§ **WRITTEN TASK**
Find the string "title" and gather every line that holds it.

§ **RECORDS SHOWN**
##########
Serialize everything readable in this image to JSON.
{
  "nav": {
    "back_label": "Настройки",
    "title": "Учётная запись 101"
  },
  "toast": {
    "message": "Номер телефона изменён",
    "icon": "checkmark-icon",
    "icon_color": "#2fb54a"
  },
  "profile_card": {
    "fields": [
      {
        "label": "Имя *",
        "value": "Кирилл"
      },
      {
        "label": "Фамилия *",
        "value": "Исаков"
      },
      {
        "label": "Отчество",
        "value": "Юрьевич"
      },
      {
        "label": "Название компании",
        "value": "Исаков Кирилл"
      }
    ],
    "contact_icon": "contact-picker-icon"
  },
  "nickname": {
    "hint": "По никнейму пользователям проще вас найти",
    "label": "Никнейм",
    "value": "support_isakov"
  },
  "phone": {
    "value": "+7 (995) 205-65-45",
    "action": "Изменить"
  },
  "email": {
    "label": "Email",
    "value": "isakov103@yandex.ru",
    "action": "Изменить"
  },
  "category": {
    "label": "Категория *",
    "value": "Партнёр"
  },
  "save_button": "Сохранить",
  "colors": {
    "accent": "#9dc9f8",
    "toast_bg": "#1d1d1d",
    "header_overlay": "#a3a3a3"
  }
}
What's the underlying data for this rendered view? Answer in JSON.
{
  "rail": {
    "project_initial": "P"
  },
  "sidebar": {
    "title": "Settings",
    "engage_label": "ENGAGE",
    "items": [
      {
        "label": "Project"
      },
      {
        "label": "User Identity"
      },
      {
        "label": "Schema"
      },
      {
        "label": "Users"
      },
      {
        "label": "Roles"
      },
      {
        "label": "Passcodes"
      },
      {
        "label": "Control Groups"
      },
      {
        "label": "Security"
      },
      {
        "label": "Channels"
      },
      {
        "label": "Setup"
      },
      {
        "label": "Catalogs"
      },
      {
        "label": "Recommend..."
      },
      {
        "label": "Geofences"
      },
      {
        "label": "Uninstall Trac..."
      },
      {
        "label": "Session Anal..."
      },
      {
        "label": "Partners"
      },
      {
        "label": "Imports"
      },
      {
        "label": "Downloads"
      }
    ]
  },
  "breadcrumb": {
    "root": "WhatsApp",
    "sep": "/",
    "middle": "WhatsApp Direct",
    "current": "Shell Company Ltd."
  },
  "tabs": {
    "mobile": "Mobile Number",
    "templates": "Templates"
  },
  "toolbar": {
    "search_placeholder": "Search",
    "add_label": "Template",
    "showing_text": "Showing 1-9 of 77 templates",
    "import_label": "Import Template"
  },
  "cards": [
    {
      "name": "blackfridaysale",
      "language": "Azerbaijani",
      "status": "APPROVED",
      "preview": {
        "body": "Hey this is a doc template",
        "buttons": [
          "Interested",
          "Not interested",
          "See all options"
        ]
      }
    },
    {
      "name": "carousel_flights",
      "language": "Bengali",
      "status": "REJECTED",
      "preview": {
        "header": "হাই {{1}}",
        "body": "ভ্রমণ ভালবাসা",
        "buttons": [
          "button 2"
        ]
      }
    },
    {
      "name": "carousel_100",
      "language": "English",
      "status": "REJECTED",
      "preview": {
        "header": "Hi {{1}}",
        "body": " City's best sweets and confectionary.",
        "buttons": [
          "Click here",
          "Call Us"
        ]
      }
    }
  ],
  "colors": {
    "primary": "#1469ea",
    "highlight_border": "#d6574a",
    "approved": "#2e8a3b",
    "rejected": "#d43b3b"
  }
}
##########
§ **EXERCISE RESPONSE**
    "title": "Учётная запись 101"
    "title": "Settings",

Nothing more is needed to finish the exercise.